> **Exercise description**: Extract the full listing verbatim and drop any pictures from your copy.

> **Supplied entries**:
-------

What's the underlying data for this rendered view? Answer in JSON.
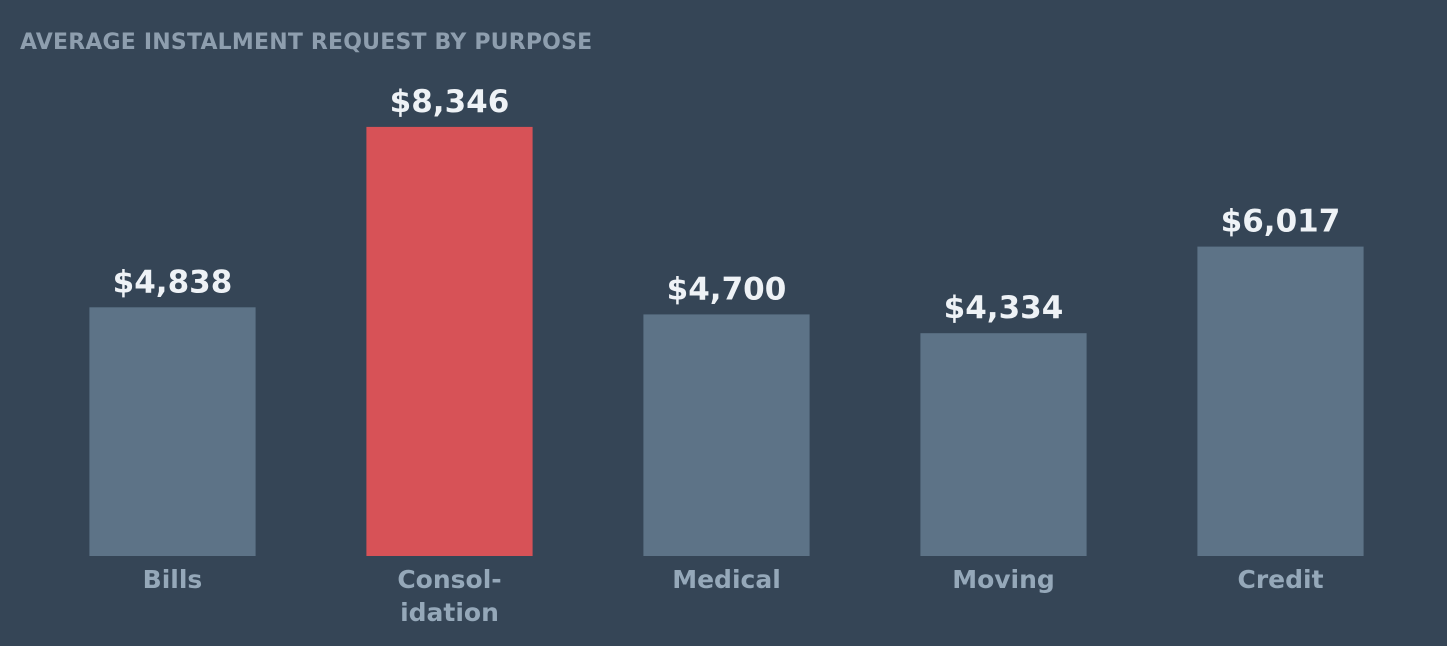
{
  "colors": {
    "background": "#354556",
    "bar_default": "#5d7387",
    "bar_highlight": "#d75257",
    "value_label": "#eef2f6",
    "category_label": "#95a8b9",
    "title": "#8e9eae"
  },
  "chart_data": {
    "type": "bar",
    "title": "AVERAGE INSTALMENT REQUEST BY PURPOSE",
    "xlabel": "",
    "ylabel": "",
    "ylim": [
      0,
      9200
    ],
    "grid": false,
    "legend": "none",
    "categories": [
      [
        "Bills"
      ],
      [
        "Consol-",
        "idation"
      ],
      [
        "Medical"
      ],
      [
        "Moving"
      ],
      [
        "Credit"
      ]
    ],
    "values": [
      4838,
      8346,
      4700,
      4334,
      6017
    ],
    "value_labels": [
      "$4,838",
      "$8,346",
      "$4,700",
      "$4,334",
      "$6,017"
    ],
    "highlight_index": 1
  }
}
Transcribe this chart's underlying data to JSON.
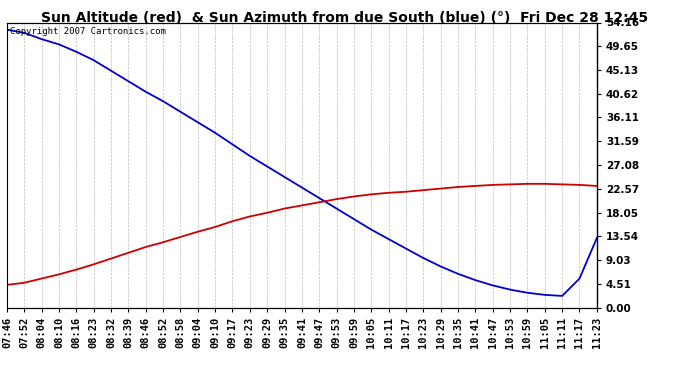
{
  "title": "Sun Altitude (red)  & Sun Azimuth from due South (blue) (°)  Fri Dec 28 12:45",
  "copyright_text": "Copyright 2007 Cartronics.com",
  "yticks": [
    0.0,
    4.51,
    9.03,
    13.54,
    18.05,
    22.57,
    27.08,
    31.59,
    36.11,
    40.62,
    45.13,
    49.65,
    54.16
  ],
  "xlabels": [
    "07:46",
    "07:52",
    "08:04",
    "08:10",
    "08:16",
    "08:23",
    "08:32",
    "08:39",
    "08:46",
    "08:52",
    "08:58",
    "09:04",
    "09:10",
    "09:17",
    "09:23",
    "09:29",
    "09:35",
    "09:41",
    "09:47",
    "09:53",
    "09:59",
    "10:05",
    "10:11",
    "10:17",
    "10:23",
    "10:29",
    "10:35",
    "10:41",
    "10:47",
    "10:53",
    "10:59",
    "11:05",
    "11:11",
    "11:17",
    "11:23"
  ],
  "blue_y": [
    52.8,
    52.2,
    51.0,
    50.0,
    48.6,
    47.0,
    45.0,
    43.0,
    41.0,
    39.2,
    37.2,
    35.2,
    33.2,
    31.0,
    28.8,
    26.8,
    24.8,
    22.8,
    20.8,
    18.8,
    16.8,
    14.8,
    13.0,
    11.2,
    9.4,
    7.8,
    6.4,
    5.2,
    4.2,
    3.4,
    2.8,
    2.4,
    2.2,
    5.5,
    13.2
  ],
  "red_y": [
    4.3,
    4.7,
    5.5,
    6.3,
    7.2,
    8.2,
    9.3,
    10.4,
    11.5,
    12.4,
    13.4,
    14.4,
    15.3,
    16.4,
    17.3,
    18.0,
    18.8,
    19.4,
    20.0,
    20.6,
    21.1,
    21.5,
    21.8,
    22.0,
    22.3,
    22.6,
    22.9,
    23.1,
    23.3,
    23.4,
    23.5,
    23.5,
    23.4,
    23.3,
    23.1
  ],
  "ymin": 0.0,
  "ymax": 54.16,
  "blue_color": "#0000cc",
  "red_color": "#cc0000",
  "bg_color": "#ffffff",
  "grid_color": "#bbbbbb",
  "title_fontsize": 10,
  "tick_fontsize": 7.5,
  "copyright_fontsize": 6.5
}
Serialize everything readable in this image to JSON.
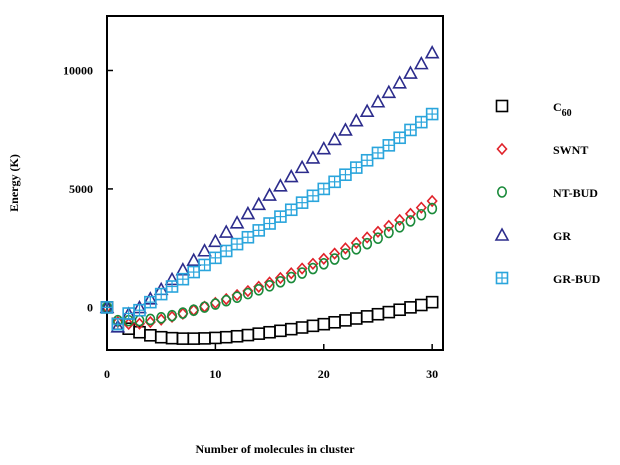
{
  "chart_data": {
    "type": "scatter",
    "title": "",
    "xlabel": "Number of molecules in cluster",
    "ylabel": "Energy (K)",
    "xlim": [
      0,
      31
    ],
    "ylim": [
      -1800,
      12300
    ],
    "xticks": [
      0,
      10,
      20,
      30
    ],
    "yticks": [
      0,
      5000,
      10000
    ],
    "grid": false,
    "legend_position": "right",
    "x": [
      0,
      1,
      2,
      3,
      4,
      5,
      6,
      7,
      8,
      9,
      10,
      11,
      12,
      13,
      14,
      15,
      16,
      17,
      18,
      19,
      20,
      21,
      22,
      23,
      24,
      25,
      26,
      27,
      28,
      29,
      30
    ],
    "series": [
      {
        "name": "C60",
        "name_main": "C",
        "name_sub": "60",
        "marker": "square",
        "color": "#000000",
        "values": [
          0,
          -700,
          -900,
          -1050,
          -1180,
          -1260,
          -1300,
          -1320,
          -1320,
          -1310,
          -1290,
          -1260,
          -1220,
          -1170,
          -1110,
          -1050,
          -990,
          -920,
          -850,
          -780,
          -710,
          -630,
          -550,
          -470,
          -380,
          -290,
          -200,
          -100,
          0,
          100,
          220
        ]
      },
      {
        "name": "SWNT",
        "marker": "diamond",
        "color": "#e0222a",
        "values": [
          0,
          -620,
          -700,
          -690,
          -620,
          -520,
          -400,
          -270,
          -120,
          30,
          190,
          350,
          520,
          690,
          870,
          1050,
          1240,
          1440,
          1640,
          1840,
          2050,
          2270,
          2490,
          2720,
          2950,
          3190,
          3440,
          3690,
          3950,
          4210,
          4490
        ]
      },
      {
        "name": "NT-BUD",
        "marker": "circle",
        "color": "#1a8a3a",
        "values": [
          0,
          -560,
          -560,
          -560,
          -510,
          -440,
          -350,
          -240,
          -120,
          10,
          140,
          280,
          430,
          580,
          740,
          910,
          1080,
          1260,
          1450,
          1640,
          1840,
          2040,
          2250,
          2470,
          2690,
          2920,
          3160,
          3400,
          3650,
          3910,
          4170
        ]
      },
      {
        "name": "GR",
        "marker": "triangle",
        "color": "#2c2c8c",
        "values": [
          0,
          -820,
          -280,
          -10,
          360,
          760,
          1180,
          1590,
          1990,
          2390,
          2790,
          3180,
          3570,
          3960,
          4350,
          4740,
          5130,
          5520,
          5910,
          6310,
          6700,
          7090,
          7490,
          7880,
          8280,
          8680,
          9080,
          9480,
          9890,
          10290,
          10750
        ]
      },
      {
        "name": "GR-BUD",
        "marker": "square-cross",
        "color": "#2aa5dc",
        "values": [
          0,
          -710,
          -260,
          -120,
          220,
          560,
          880,
          1190,
          1490,
          1790,
          2090,
          2380,
          2670,
          2960,
          3250,
          3540,
          3830,
          4120,
          4420,
          4710,
          5000,
          5300,
          5600,
          5900,
          6210,
          6520,
          6840,
          7160,
          7490,
          7820,
          8160
        ]
      }
    ]
  }
}
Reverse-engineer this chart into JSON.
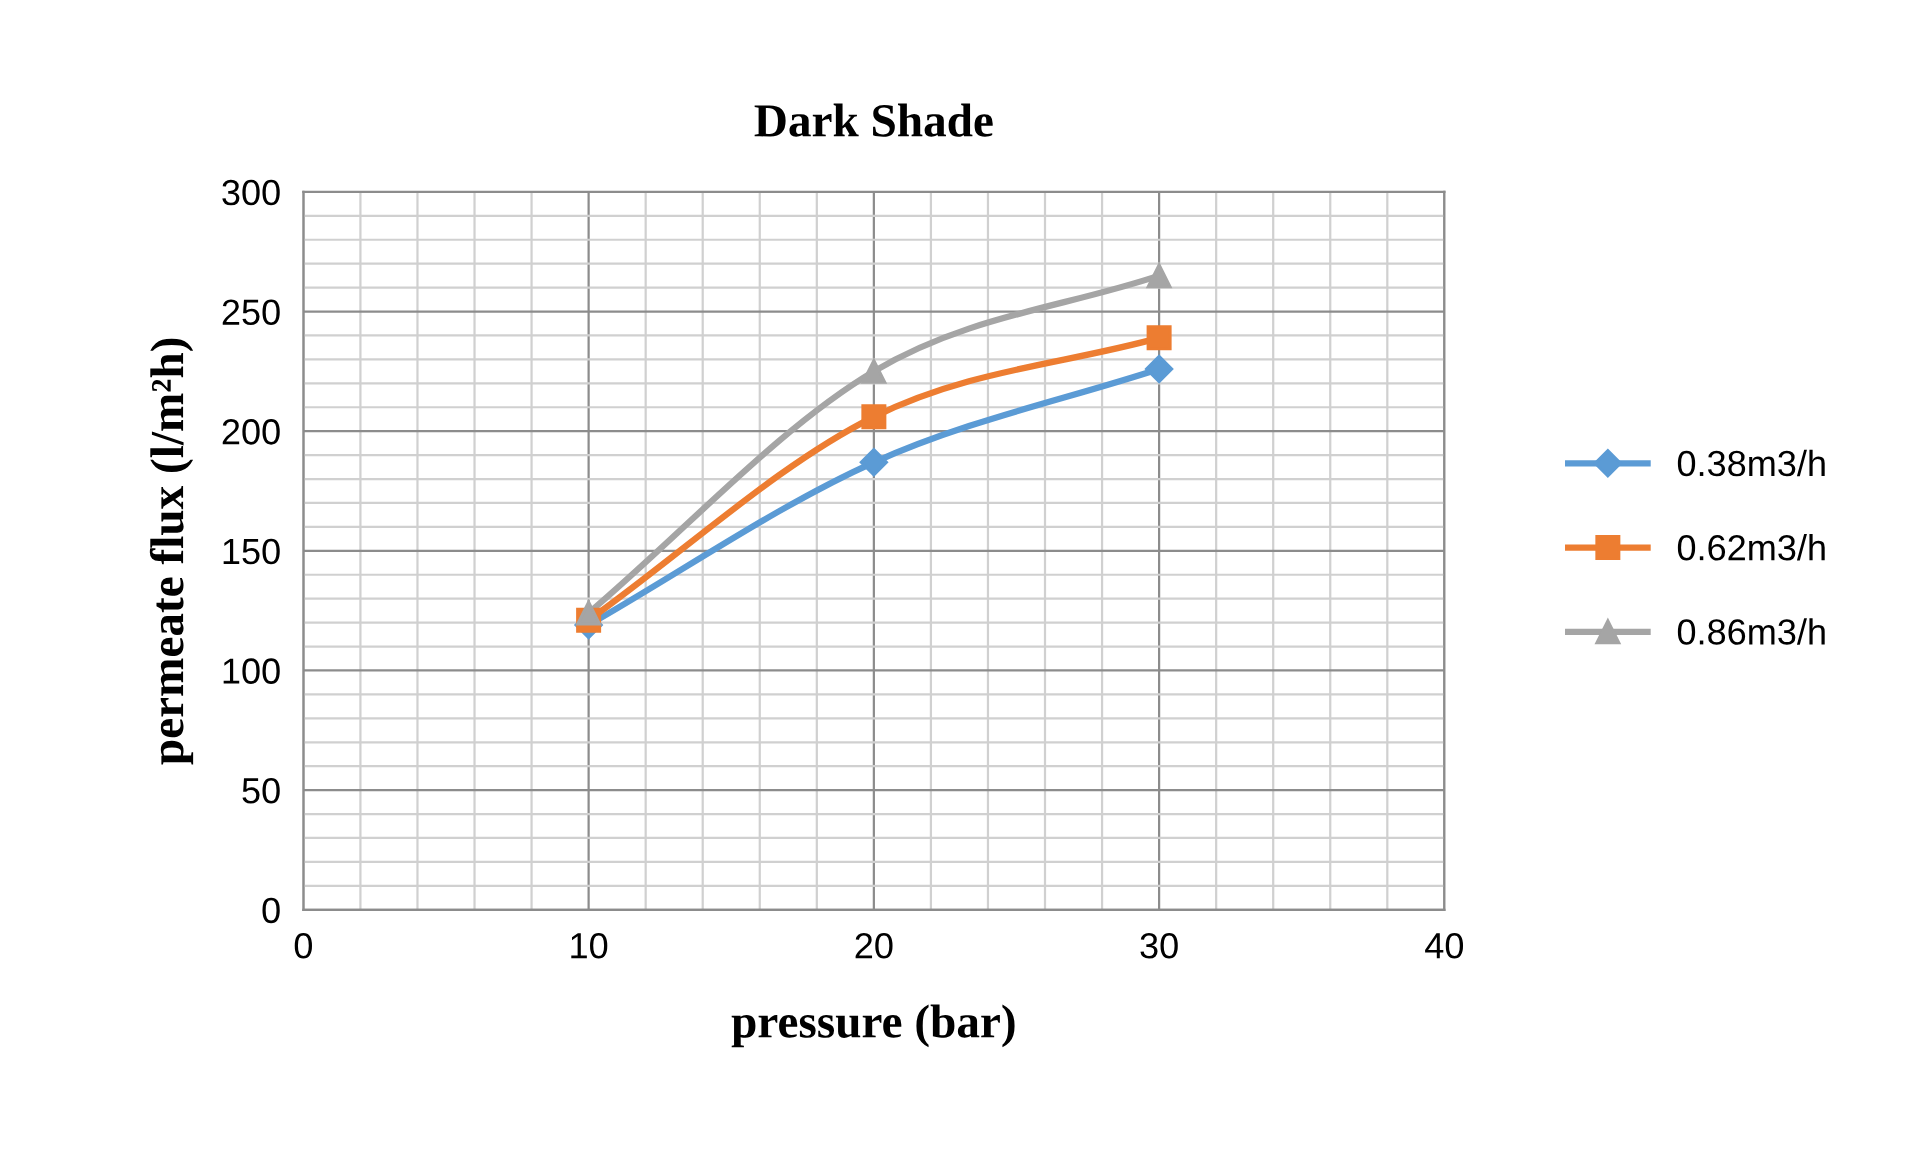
{
  "chart_data": {
    "type": "line",
    "title": "Dark Shade",
    "xlabel": "pressure (bar)",
    "ylabel": "permeate flux (l/m²h)",
    "x": [
      10,
      20,
      30
    ],
    "series": [
      {
        "name": "0.38m3/h",
        "color": "#5b9bd5",
        "marker": "diamond",
        "values": [
          119,
          187,
          226
        ]
      },
      {
        "name": "0.62m3/h",
        "color": "#ed7d31",
        "marker": "square",
        "values": [
          121,
          206,
          239
        ]
      },
      {
        "name": "0.86m3/h",
        "color": "#a5a5a5",
        "marker": "triangle",
        "values": [
          124,
          225,
          265
        ]
      }
    ],
    "xlim": [
      0,
      40
    ],
    "xticks": [
      0,
      10,
      20,
      30,
      40
    ],
    "ylim": [
      0,
      300
    ],
    "yticks": [
      0,
      50,
      100,
      150,
      200,
      250,
      300
    ],
    "grid": true,
    "legend": "right",
    "line_style": "solid"
  }
}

-------

> **Solution to this task**:
What's the underlying data for this rendered view? Answer in JSON.
{
  "colors": {
    "background": "#354556",
    "bar_default": "#5d7387",
    "bar_highlight": "#d75257",
    "value_label": "#eef2f6",
    "category_label": "#95a8b9",
    "title": "#8e9eae"
  },
  "chart_data": {
    "type": "bar",
    "title": "AVERAGE INSTALMENT REQUEST BY PURPOSE",
    "xlabel": "",
    "ylabel": "",
    "ylim": [
      0,
      9200
    ],
    "grid": false,
    "legend": "none",
    "categories": [
      [
        "Bills"
      ],
      [
        "Consol-",
        "idation"
      ],
      [
        "Medical"
      ],
      [
        "Moving"
      ],
      [
        "Credit"
      ]
    ],
    "values": [
      4838,
      8346,
      4700,
      4334,
      6017
    ],
    "value_labels": [
      "$4,838",
      "$8,346",
      "$4,700",
      "$4,334",
      "$6,017"
    ],
    "highlight_index": 1
  }
}
Transcribe this chart's underlying data to JSON.
{
  "title": "Sun Altitude (red)  & Sun Azimuth from due South (blue) (°)  Fri Dec 28 12:45",
  "copyright_text": "Copyright 2007 Cartronics.com",
  "yticks": [
    0.0,
    4.51,
    9.03,
    13.54,
    18.05,
    22.57,
    27.08,
    31.59,
    36.11,
    40.62,
    45.13,
    49.65,
    54.16
  ],
  "xlabels": [
    "07:46",
    "07:52",
    "08:04",
    "08:10",
    "08:16",
    "08:23",
    "08:32",
    "08:39",
    "08:46",
    "08:52",
    "08:58",
    "09:04",
    "09:10",
    "09:17",
    "09:23",
    "09:29",
    "09:35",
    "09:41",
    "09:47",
    "09:53",
    "09:59",
    "10:05",
    "10:11",
    "10:17",
    "10:23",
    "10:29",
    "10:35",
    "10:41",
    "10:47",
    "10:53",
    "10:59",
    "11:05",
    "11:11",
    "11:17",
    "11:23"
  ],
  "blue_y": [
    52.8,
    52.2,
    51.0,
    50.0,
    48.6,
    47.0,
    45.0,
    43.0,
    41.0,
    39.2,
    37.2,
    35.2,
    33.2,
    31.0,
    28.8,
    26.8,
    24.8,
    22.8,
    20.8,
    18.8,
    16.8,
    14.8,
    13.0,
    11.2,
    9.4,
    7.8,
    6.4,
    5.2,
    4.2,
    3.4,
    2.8,
    2.4,
    2.2,
    5.5,
    13.2
  ],
  "red_y": [
    4.3,
    4.7,
    5.5,
    6.3,
    7.2,
    8.2,
    9.3,
    10.4,
    11.5,
    12.4,
    13.4,
    14.4,
    15.3,
    16.4,
    17.3,
    18.0,
    18.8,
    19.4,
    20.0,
    20.6,
    21.1,
    21.5,
    21.8,
    22.0,
    22.3,
    22.6,
    22.9,
    23.1,
    23.3,
    23.4,
    23.5,
    23.5,
    23.4,
    23.3,
    23.1
  ],
  "ymin": 0.0,
  "ymax": 54.16,
  "blue_color": "#0000cc",
  "red_color": "#cc0000",
  "bg_color": "#ffffff",
  "grid_color": "#bbbbbb",
  "title_fontsize": 10,
  "tick_fontsize": 7.5,
  "copyright_fontsize": 6.5
}
Serialize everything readable in this image to JSON.
{
  "chart_data": {
    "type": "scatter",
    "title": "",
    "xlabel": "Number of molecules in cluster",
    "ylabel": "Energy (K)",
    "xlim": [
      0,
      31
    ],
    "ylim": [
      -1800,
      12300
    ],
    "xticks": [
      0,
      10,
      20,
      30
    ],
    "yticks": [
      0,
      5000,
      10000
    ],
    "grid": false,
    "legend_position": "right",
    "x": [
      0,
      1,
      2,
      3,
      4,
      5,
      6,
      7,
      8,
      9,
      10,
      11,
      12,
      13,
      14,
      15,
      16,
      17,
      18,
      19,
      20,
      21,
      22,
      23,
      24,
      25,
      26,
      27,
      28,
      29,
      30
    ],
    "series": [
      {
        "name": "C60",
        "name_main": "C",
        "name_sub": "60",
        "marker": "square",
        "color": "#000000",
        "values": [
          0,
          -700,
          -900,
          -1050,
          -1180,
          -1260,
          -1300,
          -1320,
          -1320,
          -1310,
          -1290,
          -1260,
          -1220,
          -1170,
          -1110,
          -1050,
          -990,
          -920,
          -850,
          -780,
          -710,
          -630,
          -550,
          -470,
          -380,
          -290,
          -200,
          -100,
          0,
          100,
          220
        ]
      },
      {
        "name": "SWNT",
        "marker": "diamond",
        "color": "#e0222a",
        "values": [
          0,
          -620,
          -700,
          -690,
          -620,
          -520,
          -400,
          -270,
          -120,
          30,
          190,
          350,
          520,
          690,
          870,
          1050,
          1240,
          1440,
          1640,
          1840,
          2050,
          2270,
          2490,
          2720,
          2950,
          3190,
          3440,
          3690,
          3950,
          4210,
          4490
        ]
      },
      {
        "name": "NT-BUD",
        "marker": "circle",
        "color": "#1a8a3a",
        "values": [
          0,
          -560,
          -560,
          -560,
          -510,
          -440,
          -350,
          -240,
          -120,
          10,
          140,
          280,
          430,
          580,
          740,
          910,
          1080,
          1260,
          1450,
          1640,
          1840,
          2040,
          2250,
          2470,
          2690,
          2920,
          3160,
          3400,
          3650,
          3910,
          4170
        ]
      },
      {
        "name": "GR",
        "marker": "triangle",
        "color": "#2c2c8c",
        "values": [
          0,
          -820,
          -280,
          -10,
          360,
          760,
          1180,
          1590,
          1990,
          2390,
          2790,
          3180,
          3570,
          3960,
          4350,
          4740,
          5130,
          5520,
          5910,
          6310,
          6700,
          7090,
          7490,
          7880,
          8280,
          8680,
          9080,
          9480,
          9890,
          10290,
          10750
        ]
      },
      {
        "name": "GR-BUD",
        "marker": "square-cross",
        "color": "#2aa5dc",
        "values": [
          0,
          -710,
          -260,
          -120,
          220,
          560,
          880,
          1190,
          1490,
          1790,
          2090,
          2380,
          2670,
          2960,
          3250,
          3540,
          3830,
          4120,
          4420,
          4710,
          5000,
          5300,
          5600,
          5900,
          6210,
          6520,
          6840,
          7160,
          7490,
          7820,
          8160
        ]
      }
    ]
  }
}
Reverse-engineer this chart into JSON.
{
  "chart_data": {
    "type": "line",
    "title": "Dark Shade",
    "xlabel": "pressure (bar)",
    "ylabel": "permeate flux (l/m²h)",
    "x": [
      10,
      20,
      30
    ],
    "series": [
      {
        "name": "0.38m3/h",
        "color": "#5b9bd5",
        "marker": "diamond",
        "values": [
          119,
          187,
          226
        ]
      },
      {
        "name": "0.62m3/h",
        "color": "#ed7d31",
        "marker": "square",
        "values": [
          121,
          206,
          239
        ]
      },
      {
        "name": "0.86m3/h",
        "color": "#a5a5a5",
        "marker": "triangle",
        "values": [
          124,
          225,
          265
        ]
      }
    ],
    "xlim": [
      0,
      40
    ],
    "xticks": [
      0,
      10,
      20,
      30,
      40
    ],
    "ylim": [
      0,
      300
    ],
    "yticks": [
      0,
      50,
      100,
      150,
      200,
      250,
      300
    ],
    "grid": true,
    "legend": "right",
    "line_style": "solid"
  }
}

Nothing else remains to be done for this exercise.